From the entries provided below, copy each line that contains the word "this".

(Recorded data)
──────────────────────────────

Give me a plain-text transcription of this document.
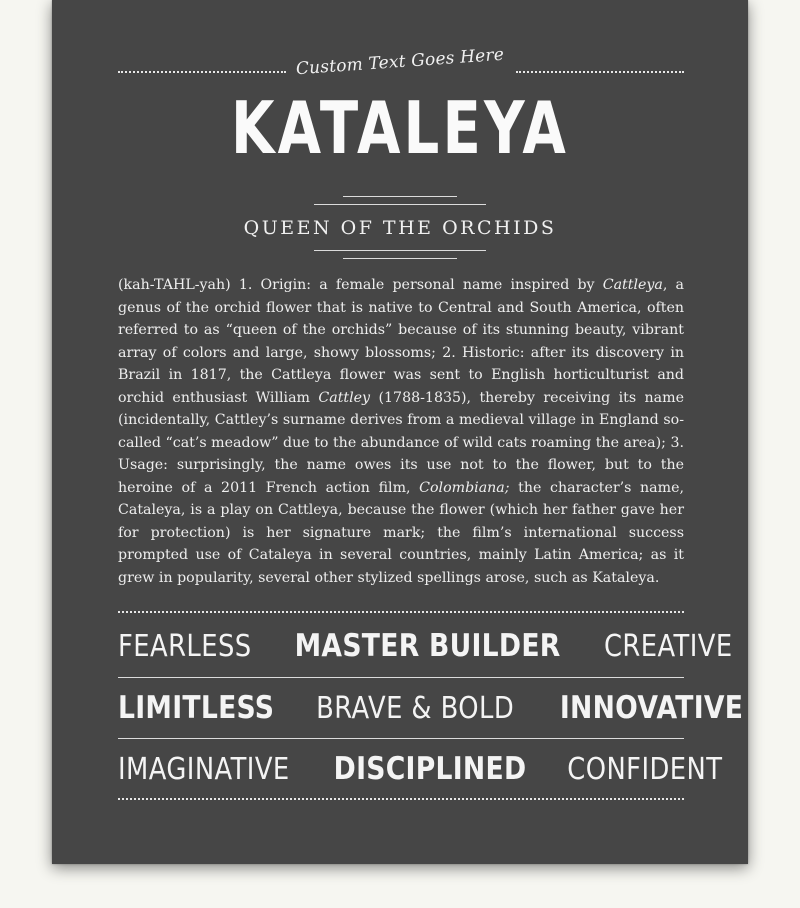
Custom Text Goes Here
KATALEYA
QUEEN OF THE ORCHIDS
(kah-TAHL-yah) 1. Origin: a female personal name inspired by Cattleya, a genus of the orchid flower that is native to Central and South America, often referred to as “queen of the orchids” because of its stunning beauty, vibrant array of colors and large, showy blossoms; 2. Historic: after its discovery in Brazil in 1817, the Cattleya flower was sent to English horticulturist and orchid enthusiast William Cattley (1788-1835), thereby receiving its name (incidentally, Cattley’s surname derives from a medieval village in England so-called “cat’s meadow” due to the abundance of wild cats roaming the area); 3. Usage: surprisingly, the name owes its use not to the flower, but to the heroine of a 2011 French action film, Colombiana; the character’s name, Cataleya, is a play on Cattleya, because the flower (which her father gave her for protection) is her signature mark; the film’s international success prompted use of Cataleya in several countries, mainly Latin America; as it grew in popularity, several other stylized spellings arose, such as Kataleya.
FEARLESS MASTER BUILDER CREATIVE
LIMITLESS BRAVE & BOLD INNOVATIVE
IMAGINATIVE DISCIPLINED CONFIDENT
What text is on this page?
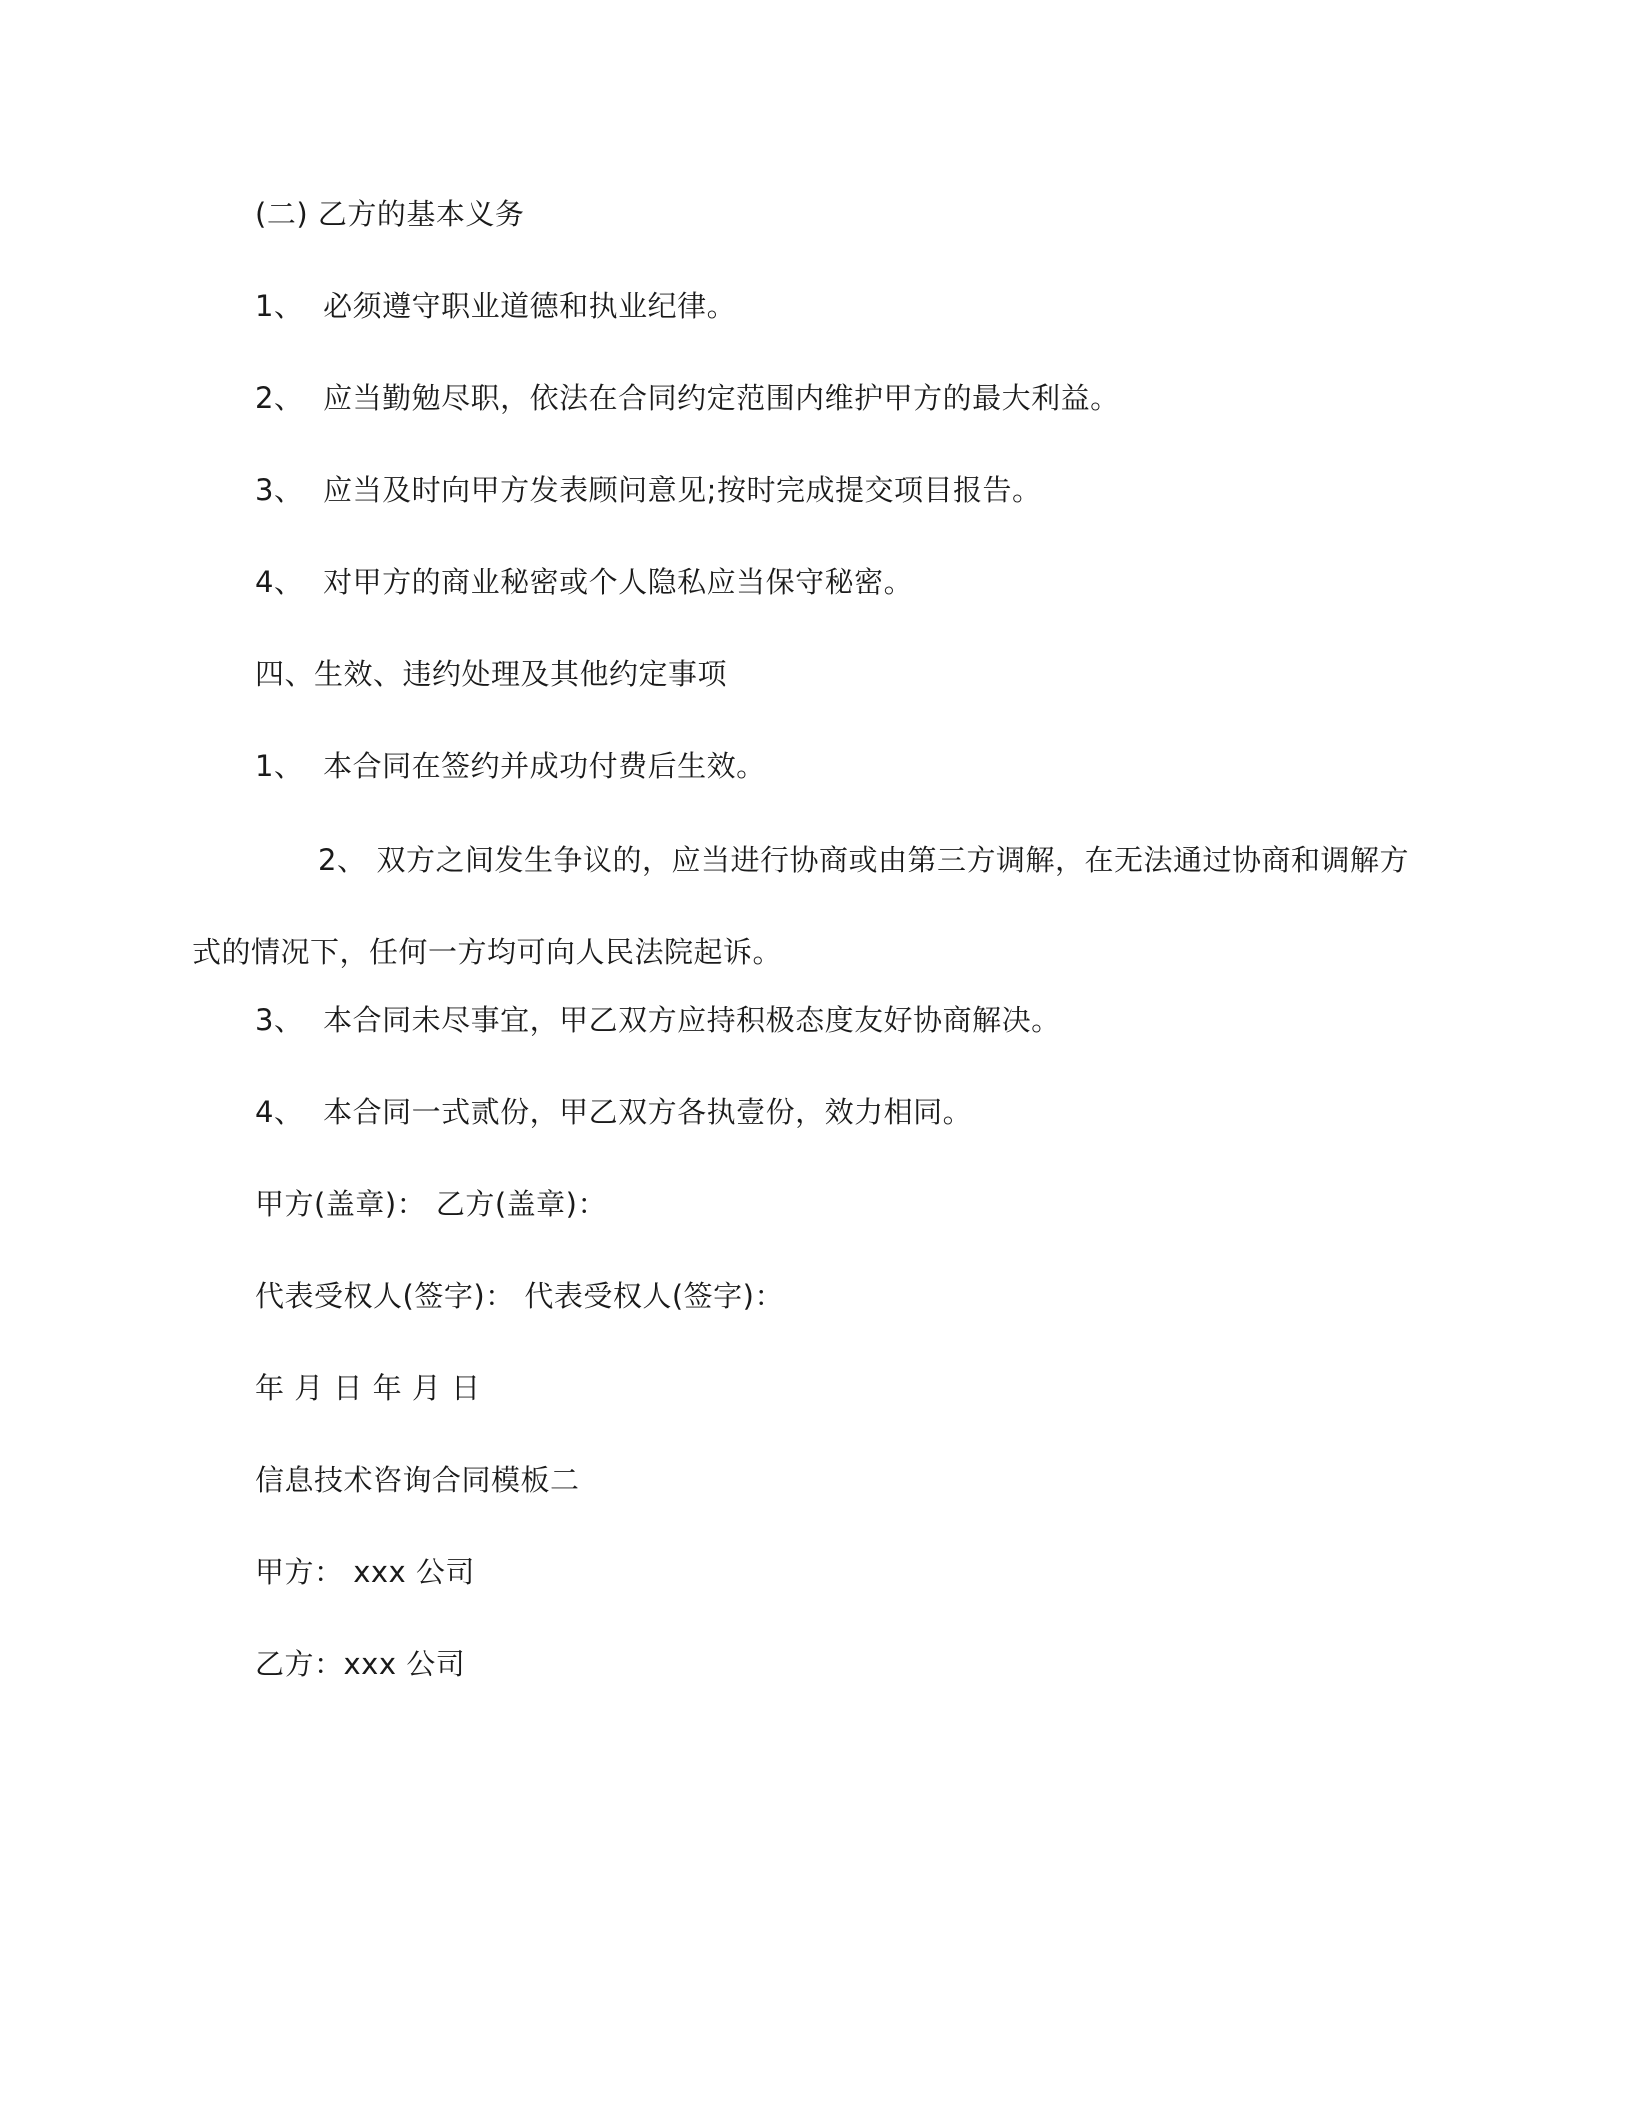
(二) 乙方的基本义务
1、 必须遵守职业道德和执业纪律。
2、 应当勤勉尽职，依法在合同约定范围内维护甲方的最大利益。
3、 应当及时向甲方发表顾问意见;按时完成提交项目报告。
4、 对甲方的商业秘密或个人隐私应当保守秘密。
四、生效、违约处理及其他约定事项
1、 本合同在签约并成功付费后生效。
2、 双方之间发生争议的，应当进行协商或由第三方调解，在无法通过协商和调解方
式的情况下，任何一方均可向人民法院起诉。
3、 本合同未尽事宜，甲乙双方应持积极态度友好协商解决。
4、 本合同一式贰份，甲乙双方各执壹份，效力相同。
甲方(盖章)： 乙方(盖章)：
代表受权人(签字)： 代表受权人(签字)：
年 月 日 年 月 日
信息技术咨询合同模板二
甲方： xxx 公司
乙方：xxx 公司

──────────────────────────────

The output:
Give me a plain-text transcription of this document.
What text is on this page?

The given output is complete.